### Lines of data
--------------------

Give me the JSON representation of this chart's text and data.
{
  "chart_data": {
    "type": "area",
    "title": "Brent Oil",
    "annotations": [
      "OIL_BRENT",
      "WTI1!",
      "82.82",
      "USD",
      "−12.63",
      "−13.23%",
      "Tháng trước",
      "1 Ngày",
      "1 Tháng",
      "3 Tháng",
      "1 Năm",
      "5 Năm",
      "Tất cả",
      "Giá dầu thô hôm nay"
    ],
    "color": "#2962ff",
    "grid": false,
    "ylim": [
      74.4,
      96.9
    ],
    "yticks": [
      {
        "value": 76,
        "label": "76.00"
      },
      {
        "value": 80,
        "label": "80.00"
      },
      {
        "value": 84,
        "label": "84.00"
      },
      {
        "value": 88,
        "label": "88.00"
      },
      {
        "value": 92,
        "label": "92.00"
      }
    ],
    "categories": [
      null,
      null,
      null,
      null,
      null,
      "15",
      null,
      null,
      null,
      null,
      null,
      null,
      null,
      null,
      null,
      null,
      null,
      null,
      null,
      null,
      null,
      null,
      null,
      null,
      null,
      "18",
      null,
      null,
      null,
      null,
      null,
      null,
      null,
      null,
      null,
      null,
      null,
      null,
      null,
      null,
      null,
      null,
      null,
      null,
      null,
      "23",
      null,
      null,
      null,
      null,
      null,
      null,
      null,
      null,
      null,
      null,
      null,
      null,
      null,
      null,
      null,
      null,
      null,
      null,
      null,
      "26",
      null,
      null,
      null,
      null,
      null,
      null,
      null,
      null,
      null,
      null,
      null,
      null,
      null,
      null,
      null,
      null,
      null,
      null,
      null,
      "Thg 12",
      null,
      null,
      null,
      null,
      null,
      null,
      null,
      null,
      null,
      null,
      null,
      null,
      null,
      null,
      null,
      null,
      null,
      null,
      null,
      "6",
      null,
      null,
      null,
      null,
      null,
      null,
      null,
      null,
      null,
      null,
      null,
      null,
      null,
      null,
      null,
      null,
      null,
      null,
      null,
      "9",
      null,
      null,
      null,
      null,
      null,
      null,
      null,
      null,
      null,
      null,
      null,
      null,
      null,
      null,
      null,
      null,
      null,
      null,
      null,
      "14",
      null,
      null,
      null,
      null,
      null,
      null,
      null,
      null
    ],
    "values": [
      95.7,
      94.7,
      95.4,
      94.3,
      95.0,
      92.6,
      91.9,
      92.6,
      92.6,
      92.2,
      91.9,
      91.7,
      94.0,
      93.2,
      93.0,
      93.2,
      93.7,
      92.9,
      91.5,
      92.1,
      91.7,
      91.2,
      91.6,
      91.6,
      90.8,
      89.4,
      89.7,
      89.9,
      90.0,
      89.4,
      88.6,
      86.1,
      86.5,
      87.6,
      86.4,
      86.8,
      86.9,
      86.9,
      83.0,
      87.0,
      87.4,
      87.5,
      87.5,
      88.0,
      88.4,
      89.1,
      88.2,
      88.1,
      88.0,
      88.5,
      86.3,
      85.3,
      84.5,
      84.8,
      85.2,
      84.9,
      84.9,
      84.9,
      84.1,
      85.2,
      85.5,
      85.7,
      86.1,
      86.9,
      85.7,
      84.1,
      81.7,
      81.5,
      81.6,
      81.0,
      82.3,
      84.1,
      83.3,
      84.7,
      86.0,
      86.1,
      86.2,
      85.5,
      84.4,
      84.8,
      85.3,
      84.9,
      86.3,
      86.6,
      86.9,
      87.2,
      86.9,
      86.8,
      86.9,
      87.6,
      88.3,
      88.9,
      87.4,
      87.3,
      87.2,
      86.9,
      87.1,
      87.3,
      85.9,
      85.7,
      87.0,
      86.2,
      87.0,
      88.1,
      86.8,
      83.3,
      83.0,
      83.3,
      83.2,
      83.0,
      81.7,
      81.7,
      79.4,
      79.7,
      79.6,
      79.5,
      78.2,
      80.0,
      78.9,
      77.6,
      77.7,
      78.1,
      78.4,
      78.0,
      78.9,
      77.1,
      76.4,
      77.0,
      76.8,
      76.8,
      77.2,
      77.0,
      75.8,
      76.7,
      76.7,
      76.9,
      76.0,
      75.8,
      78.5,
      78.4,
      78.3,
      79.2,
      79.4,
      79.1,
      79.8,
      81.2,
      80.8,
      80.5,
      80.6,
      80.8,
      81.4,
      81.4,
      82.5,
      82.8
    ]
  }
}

--------------------

### EXERCISE BRIEF
Write out the whole listing again. Match it word for word.

### IN RESPONSE
Give me the JSON representation of this chart's text and data.
{
  "chart_data": {
    "type": "area",
    "title": "Brent Oil",
    "annotations": [
      "OIL_BRENT",
      "WTI1!",
      "82.82",
      "USD",
      "−12.63",
      "−13.23%",
      "Tháng trước",
      "1 Ngày",
      "1 Tháng",
      "3 Tháng",
      "1 Năm",
      "5 Năm",
      "Tất cả",
      "Giá dầu thô hôm nay"
    ],
    "color": "#2962ff",
    "grid": false,
    "ylim": [
      74.4,
      96.9
    ],
    "yticks": [
      {
        "value": 76,
        "label": "76.00"
      },
      {
        "value": 80,
        "label": "80.00"
      },
      {
        "value": 84,
        "label": "84.00"
      },
      {
        "value": 88,
        "label": "88.00"
      },
      {
        "value": 92,
        "label": "92.00"
      }
    ],
    "categories": [
      null,
      null,
      null,
      null,
      null,
      "15",
      null,
      null,
      null,
      null,
      null,
      null,
      null,
      null,
      null,
      null,
      null,
      null,
      null,
      null,
      null,
      null,
      null,
      null,
      null,
      "18",
      null,
      null,
      null,
      null,
      null,
      null,
      null,
      null,
      null,
      null,
      null,
      null,
      null,
      null,
      null,
      null,
      null,
      null,
      null,
      "23",
      null,
      null,
      null,
      null,
      null,
      null,
      null,
      null,
      null,
      null,
      null,
      null,
      null,
      null,
      null,
      null,
      null,
      null,
      null,
      "26",
      null,
      null,
      null,
      null,
      null,
      null,
      null,
      null,
      null,
      null,
      null,
      null,
      null,
      null,
      null,
      null,
      null,
      null,
      null,
      "Thg 12",
      null,
      null,
      null,
      null,
      null,
      null,
      null,
      null,
      null,
      null,
      null,
      null,
      null,
      null,
      null,
      null,
      null,
      null,
      null,
      "6",
      null,
      null,
      null,
      null,
      null,
      null,
      null,
      null,
      null,
      null,
      null,
      null,
      null,
      null,
      null,
      null,
      null,
      null,
      null,
      "9",
      null,
      null,
      null,
      null,
      null,
      null,
      null,
      null,
      null,
      null,
      null,
      null,
      null,
      null,
      null,
      null,
      null,
      null,
      null,
      "14",
      null,
      null,
      null,
      null,
      null,
      null,
      null,
      null
    ],
    "values": [
      95.7,
      94.7,
      95.4,
      94.3,
      95.0,
      92.6,
      91.9,
      92.6,
      92.6,
      92.2,
      91.9,
      91.7,
      94.0,
      93.2,
      93.0,
      93.2,
      93.7,
      92.9,
      91.5,
      92.1,
      91.7,
      91.2,
      91.6,
      91.6,
      90.8,
      89.4,
      89.7,
      89.9,
      90.0,
      89.4,
      88.6,
      86.1,
      86.5,
      87.6,
      86.4,
      86.8,
      86.9,
      86.9,
      83.0,
      87.0,
      87.4,
      87.5,
      87.5,
      88.0,
      88.4,
      89.1,
      88.2,
      88.1,
      88.0,
      88.5,
      86.3,
      85.3,
      84.5,
      84.8,
      85.2,
      84.9,
      84.9,
      84.9,
      84.1,
      85.2,
      85.5,
      85.7,
      86.1,
      86.9,
      85.7,
      84.1,
      81.7,
      81.5,
      81.6,
      81.0,
      82.3,
      84.1,
      83.3,
      84.7,
      86.0,
      86.1,
      86.2,
      85.5,
      84.4,
      84.8,
      85.3,
      84.9,
      86.3,
      86.6,
      86.9,
      87.2,
      86.9,
      86.8,
      86.9,
      87.6,
      88.3,
      88.9,
      87.4,
      87.3,
      87.2,
      86.9,
      87.1,
      87.3,
      85.9,
      85.7,
      87.0,
      86.2,
      87.0,
      88.1,
      86.8,
      83.3,
      83.0,
      83.3,
      83.2,
      83.0,
      81.7,
      81.7,
      79.4,
      79.7,
      79.6,
      79.5,
      78.2,
      80.0,
      78.9,
      77.6,
      77.7,
      78.1,
      78.4,
      78.0,
      78.9,
      77.1,
      76.4,
      77.0,
      76.8,
      76.8,
      77.2,
      77.0,
      75.8,
      76.7,
      76.7,
      76.9,
      76.0,
      75.8,
      78.5,
      78.4,
      78.3,
      79.2,
      79.4,
      79.1,
      79.8,
      81.2,
      80.8,
      80.5,
      80.6,
      80.8,
      81.4,
      81.4,
      82.5,
      82.8
    ]
  }
}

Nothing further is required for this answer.